GIVEN RECORDS:

---+---

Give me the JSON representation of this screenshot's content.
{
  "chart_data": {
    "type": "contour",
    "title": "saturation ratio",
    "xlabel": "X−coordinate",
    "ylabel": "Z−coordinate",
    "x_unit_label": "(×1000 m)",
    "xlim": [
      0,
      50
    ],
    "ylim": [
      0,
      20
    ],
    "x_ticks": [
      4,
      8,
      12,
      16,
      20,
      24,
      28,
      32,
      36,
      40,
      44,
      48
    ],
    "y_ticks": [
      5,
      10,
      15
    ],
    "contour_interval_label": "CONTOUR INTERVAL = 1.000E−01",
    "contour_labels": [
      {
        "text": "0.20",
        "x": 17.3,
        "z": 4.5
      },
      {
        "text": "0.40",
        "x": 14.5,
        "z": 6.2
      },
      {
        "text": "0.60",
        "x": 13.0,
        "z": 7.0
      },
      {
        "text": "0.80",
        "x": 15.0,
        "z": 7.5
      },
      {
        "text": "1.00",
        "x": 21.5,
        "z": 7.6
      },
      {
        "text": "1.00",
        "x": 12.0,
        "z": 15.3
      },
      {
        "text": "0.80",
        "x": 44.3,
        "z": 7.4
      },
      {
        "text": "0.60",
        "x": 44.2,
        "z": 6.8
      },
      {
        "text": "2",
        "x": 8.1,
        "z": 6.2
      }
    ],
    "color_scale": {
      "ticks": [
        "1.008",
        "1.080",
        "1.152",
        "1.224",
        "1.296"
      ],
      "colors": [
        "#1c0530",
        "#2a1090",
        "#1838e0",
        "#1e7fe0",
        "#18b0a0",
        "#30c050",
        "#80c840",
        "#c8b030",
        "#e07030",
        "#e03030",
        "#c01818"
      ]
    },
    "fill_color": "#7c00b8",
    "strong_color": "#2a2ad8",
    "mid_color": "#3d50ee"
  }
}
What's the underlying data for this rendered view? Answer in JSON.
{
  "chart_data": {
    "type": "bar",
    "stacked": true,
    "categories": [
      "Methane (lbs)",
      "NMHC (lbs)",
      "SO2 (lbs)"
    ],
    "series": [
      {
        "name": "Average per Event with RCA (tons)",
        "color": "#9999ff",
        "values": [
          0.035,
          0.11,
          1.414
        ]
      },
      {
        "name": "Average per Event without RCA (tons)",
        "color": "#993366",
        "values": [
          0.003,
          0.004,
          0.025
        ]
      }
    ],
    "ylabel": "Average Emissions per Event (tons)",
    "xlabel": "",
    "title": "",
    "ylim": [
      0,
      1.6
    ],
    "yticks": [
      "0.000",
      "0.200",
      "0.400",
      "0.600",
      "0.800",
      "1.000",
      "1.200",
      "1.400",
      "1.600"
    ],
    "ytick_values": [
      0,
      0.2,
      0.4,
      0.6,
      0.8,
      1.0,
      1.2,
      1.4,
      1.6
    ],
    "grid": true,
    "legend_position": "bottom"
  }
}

---+---

SHORT TASK: Repeat every record exactly as written, please.

SOLUTION TO THE EXERCISE:
Give me the JSON representation of this screenshot's content.
{
  "chart_data": {
    "type": "contour",
    "title": "saturation ratio",
    "xlabel": "X−coordinate",
    "ylabel": "Z−coordinate",
    "x_unit_label": "(×1000 m)",
    "xlim": [
      0,
      50
    ],
    "ylim": [
      0,
      20
    ],
    "x_ticks": [
      4,
      8,
      12,
      16,
      20,
      24,
      28,
      32,
      36,
      40,
      44,
      48
    ],
    "y_ticks": [
      5,
      10,
      15
    ],
    "contour_interval_label": "CONTOUR INTERVAL = 1.000E−01",
    "contour_labels": [
      {
        "text": "0.20",
        "x": 17.3,
        "z": 4.5
      },
      {
        "text": "0.40",
        "x": 14.5,
        "z": 6.2
      },
      {
        "text": "0.60",
        "x": 13.0,
        "z": 7.0
      },
      {
        "text": "0.80",
        "x": 15.0,
        "z": 7.5
      },
      {
        "text": "1.00",
        "x": 21.5,
        "z": 7.6
      },
      {
        "text": "1.00",
        "x": 12.0,
        "z": 15.3
      },
      {
        "text": "0.80",
        "x": 44.3,
        "z": 7.4
      },
      {
        "text": "0.60",
        "x": 44.2,
        "z": 6.8
      },
      {
        "text": "2",
        "x": 8.1,
        "z": 6.2
      }
    ],
    "color_scale": {
      "ticks": [
        "1.008",
        "1.080",
        "1.152",
        "1.224",
        "1.296"
      ],
      "colors": [
        "#1c0530",
        "#2a1090",
        "#1838e0",
        "#1e7fe0",
        "#18b0a0",
        "#30c050",
        "#80c840",
        "#c8b030",
        "#e07030",
        "#e03030",
        "#c01818"
      ]
    },
    "fill_color": "#7c00b8",
    "strong_color": "#2a2ad8",
    "mid_color": "#3d50ee"
  }
}
What's the underlying data for this rendered view? Answer in JSON.
{
  "chart_data": {
    "type": "bar",
    "stacked": true,
    "categories": [
      "Methane (lbs)",
      "NMHC (lbs)",
      "SO2 (lbs)"
    ],
    "series": [
      {
        "name": "Average per Event with RCA (tons)",
        "color": "#9999ff",
        "values": [
          0.035,
          0.11,
          1.414
        ]
      },
      {
        "name": "Average per Event without RCA (tons)",
        "color": "#993366",
        "values": [
          0.003,
          0.004,
          0.025
        ]
      }
    ],
    "ylabel": "Average Emissions per Event (tons)",
    "xlabel": "",
    "title": "",
    "ylim": [
      0,
      1.6
    ],
    "yticks": [
      "0.000",
      "0.200",
      "0.400",
      "0.600",
      "0.800",
      "1.000",
      "1.200",
      "1.400",
      "1.600"
    ],
    "ytick_values": [
      0,
      0.2,
      0.4,
      0.6,
      0.8,
      1.0,
      1.2,
      1.4,
      1.6
    ],
    "grid": true,
    "legend_position": "bottom"
  }
}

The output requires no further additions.